DATA EXTRACT:
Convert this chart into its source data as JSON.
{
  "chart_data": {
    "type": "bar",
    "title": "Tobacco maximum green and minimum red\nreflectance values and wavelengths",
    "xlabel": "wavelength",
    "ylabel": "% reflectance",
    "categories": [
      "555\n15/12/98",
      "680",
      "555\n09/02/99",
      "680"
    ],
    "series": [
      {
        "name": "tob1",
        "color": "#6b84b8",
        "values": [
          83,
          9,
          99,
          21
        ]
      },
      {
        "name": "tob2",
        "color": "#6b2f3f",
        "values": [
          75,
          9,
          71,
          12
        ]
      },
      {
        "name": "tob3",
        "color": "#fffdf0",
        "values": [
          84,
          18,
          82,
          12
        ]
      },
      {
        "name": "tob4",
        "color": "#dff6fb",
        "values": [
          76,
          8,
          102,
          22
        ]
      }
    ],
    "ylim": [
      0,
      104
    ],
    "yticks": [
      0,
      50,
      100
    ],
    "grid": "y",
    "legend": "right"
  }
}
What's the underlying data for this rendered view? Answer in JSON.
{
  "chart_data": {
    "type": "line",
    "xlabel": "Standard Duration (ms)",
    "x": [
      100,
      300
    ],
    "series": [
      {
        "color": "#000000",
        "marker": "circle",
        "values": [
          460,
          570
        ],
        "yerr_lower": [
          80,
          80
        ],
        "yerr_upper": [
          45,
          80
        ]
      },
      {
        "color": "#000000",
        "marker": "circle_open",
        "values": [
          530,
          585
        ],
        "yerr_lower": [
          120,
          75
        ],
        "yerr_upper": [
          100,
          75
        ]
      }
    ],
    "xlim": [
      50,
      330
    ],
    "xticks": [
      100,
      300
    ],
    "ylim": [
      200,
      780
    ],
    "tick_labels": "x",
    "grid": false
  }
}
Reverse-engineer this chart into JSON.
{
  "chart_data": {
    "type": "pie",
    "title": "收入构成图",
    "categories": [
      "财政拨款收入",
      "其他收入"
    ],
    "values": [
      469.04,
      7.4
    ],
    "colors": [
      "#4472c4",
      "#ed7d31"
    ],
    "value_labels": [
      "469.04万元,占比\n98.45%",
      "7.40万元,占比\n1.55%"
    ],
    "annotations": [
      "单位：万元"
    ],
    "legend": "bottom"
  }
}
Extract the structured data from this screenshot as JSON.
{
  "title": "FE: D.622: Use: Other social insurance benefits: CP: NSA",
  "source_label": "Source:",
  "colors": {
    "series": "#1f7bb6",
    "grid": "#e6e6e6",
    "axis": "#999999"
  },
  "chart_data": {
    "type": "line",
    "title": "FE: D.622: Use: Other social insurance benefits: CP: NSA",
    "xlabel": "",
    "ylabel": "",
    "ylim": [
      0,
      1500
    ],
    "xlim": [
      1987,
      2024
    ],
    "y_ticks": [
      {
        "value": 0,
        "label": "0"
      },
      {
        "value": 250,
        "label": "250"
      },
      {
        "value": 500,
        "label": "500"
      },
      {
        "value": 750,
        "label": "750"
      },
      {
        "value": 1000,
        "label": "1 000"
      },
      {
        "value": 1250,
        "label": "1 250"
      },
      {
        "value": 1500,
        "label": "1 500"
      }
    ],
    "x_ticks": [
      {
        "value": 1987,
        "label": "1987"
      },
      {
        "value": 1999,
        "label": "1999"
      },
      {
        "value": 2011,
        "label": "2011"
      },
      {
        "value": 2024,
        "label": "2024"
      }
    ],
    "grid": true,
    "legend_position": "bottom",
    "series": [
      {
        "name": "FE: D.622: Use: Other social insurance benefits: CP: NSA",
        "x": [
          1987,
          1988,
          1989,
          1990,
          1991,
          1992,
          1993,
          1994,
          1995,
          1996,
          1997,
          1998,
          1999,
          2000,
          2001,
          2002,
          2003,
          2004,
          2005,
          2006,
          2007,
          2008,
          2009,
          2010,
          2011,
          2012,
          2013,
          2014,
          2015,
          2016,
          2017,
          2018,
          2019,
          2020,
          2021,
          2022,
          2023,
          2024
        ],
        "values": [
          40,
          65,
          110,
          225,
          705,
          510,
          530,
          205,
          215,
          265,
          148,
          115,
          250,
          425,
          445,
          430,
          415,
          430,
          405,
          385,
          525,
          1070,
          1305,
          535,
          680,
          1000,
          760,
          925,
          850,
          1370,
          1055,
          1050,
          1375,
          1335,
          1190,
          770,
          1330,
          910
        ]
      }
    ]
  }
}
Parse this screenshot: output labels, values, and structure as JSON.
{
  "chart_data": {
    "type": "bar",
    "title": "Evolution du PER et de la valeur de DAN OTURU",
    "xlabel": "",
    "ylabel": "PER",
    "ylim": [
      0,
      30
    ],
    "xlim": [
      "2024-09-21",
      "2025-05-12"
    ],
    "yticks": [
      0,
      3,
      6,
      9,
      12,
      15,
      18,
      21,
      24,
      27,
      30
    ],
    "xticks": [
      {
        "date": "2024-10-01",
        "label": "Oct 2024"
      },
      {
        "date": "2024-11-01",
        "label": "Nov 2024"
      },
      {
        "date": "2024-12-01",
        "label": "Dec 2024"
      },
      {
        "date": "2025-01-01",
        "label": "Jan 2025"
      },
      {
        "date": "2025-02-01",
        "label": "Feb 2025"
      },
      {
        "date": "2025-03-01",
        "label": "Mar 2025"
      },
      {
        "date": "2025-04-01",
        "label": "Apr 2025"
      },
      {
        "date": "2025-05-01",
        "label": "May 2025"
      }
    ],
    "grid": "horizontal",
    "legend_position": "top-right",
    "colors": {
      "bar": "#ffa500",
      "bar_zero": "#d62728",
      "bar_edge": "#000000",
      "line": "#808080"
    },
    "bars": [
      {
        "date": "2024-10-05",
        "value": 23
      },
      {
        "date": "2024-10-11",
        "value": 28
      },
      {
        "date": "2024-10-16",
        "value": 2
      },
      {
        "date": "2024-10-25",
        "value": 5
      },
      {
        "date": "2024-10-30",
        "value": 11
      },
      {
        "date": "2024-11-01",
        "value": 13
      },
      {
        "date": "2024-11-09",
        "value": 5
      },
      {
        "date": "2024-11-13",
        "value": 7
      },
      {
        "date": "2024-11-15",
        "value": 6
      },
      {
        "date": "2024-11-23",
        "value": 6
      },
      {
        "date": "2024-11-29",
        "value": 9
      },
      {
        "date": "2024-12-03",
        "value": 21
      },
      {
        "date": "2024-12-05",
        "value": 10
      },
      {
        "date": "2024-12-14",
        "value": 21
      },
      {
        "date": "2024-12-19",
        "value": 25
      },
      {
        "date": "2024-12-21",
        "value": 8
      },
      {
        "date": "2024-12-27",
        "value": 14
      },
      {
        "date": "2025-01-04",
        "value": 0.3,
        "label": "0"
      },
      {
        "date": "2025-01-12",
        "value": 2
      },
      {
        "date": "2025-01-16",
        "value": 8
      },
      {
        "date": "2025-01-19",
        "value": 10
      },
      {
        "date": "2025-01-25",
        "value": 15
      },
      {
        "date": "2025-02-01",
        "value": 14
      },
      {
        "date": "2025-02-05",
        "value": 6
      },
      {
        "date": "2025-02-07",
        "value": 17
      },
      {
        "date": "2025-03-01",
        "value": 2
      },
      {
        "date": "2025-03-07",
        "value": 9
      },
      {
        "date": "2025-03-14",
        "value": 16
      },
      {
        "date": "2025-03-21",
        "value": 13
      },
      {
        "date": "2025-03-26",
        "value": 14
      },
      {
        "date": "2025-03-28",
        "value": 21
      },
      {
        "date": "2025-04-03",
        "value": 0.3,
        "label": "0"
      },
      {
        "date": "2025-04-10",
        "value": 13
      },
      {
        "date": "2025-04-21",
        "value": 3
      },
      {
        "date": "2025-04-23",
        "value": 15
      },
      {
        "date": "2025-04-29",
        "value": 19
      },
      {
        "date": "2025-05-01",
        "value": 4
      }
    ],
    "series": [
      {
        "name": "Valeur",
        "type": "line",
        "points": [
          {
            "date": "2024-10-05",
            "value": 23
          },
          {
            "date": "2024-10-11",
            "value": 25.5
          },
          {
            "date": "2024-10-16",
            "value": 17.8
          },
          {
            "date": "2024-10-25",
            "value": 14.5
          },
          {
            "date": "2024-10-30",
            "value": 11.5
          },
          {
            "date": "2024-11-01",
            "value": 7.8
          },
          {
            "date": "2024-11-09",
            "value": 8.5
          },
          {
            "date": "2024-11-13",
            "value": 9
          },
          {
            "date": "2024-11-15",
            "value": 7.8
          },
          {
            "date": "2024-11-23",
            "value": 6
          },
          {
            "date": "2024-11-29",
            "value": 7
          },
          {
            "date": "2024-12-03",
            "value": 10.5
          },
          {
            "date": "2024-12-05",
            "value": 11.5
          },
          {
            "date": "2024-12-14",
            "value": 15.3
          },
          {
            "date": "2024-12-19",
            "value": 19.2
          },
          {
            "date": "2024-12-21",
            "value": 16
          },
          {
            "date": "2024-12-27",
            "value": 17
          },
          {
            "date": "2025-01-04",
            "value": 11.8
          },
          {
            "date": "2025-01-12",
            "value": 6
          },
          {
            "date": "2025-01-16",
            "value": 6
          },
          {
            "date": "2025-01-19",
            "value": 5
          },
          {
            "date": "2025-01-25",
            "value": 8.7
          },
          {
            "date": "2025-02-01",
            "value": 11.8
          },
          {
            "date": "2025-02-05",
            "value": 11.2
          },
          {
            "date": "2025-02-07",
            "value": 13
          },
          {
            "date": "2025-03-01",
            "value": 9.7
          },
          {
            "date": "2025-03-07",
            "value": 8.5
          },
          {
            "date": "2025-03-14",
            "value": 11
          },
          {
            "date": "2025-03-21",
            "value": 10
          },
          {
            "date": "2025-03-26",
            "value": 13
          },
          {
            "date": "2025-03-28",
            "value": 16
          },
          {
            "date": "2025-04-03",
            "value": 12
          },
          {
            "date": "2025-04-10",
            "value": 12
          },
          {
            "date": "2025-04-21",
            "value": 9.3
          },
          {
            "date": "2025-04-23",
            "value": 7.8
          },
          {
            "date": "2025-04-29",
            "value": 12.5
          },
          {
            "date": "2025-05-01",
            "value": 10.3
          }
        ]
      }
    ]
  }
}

TASK DIRECTIONS: Every line in the data above that contains "insurance" needs to be copied.

TASK SOLUTION:
  "title": "FE: D.622: Use: Other social insurance benefits: CP: NSA",
    "title": "FE: D.622: Use: Other social insurance benefits: CP: NSA",
        "name": "FE: D.622: Use: Other social insurance benefits: CP: NSA",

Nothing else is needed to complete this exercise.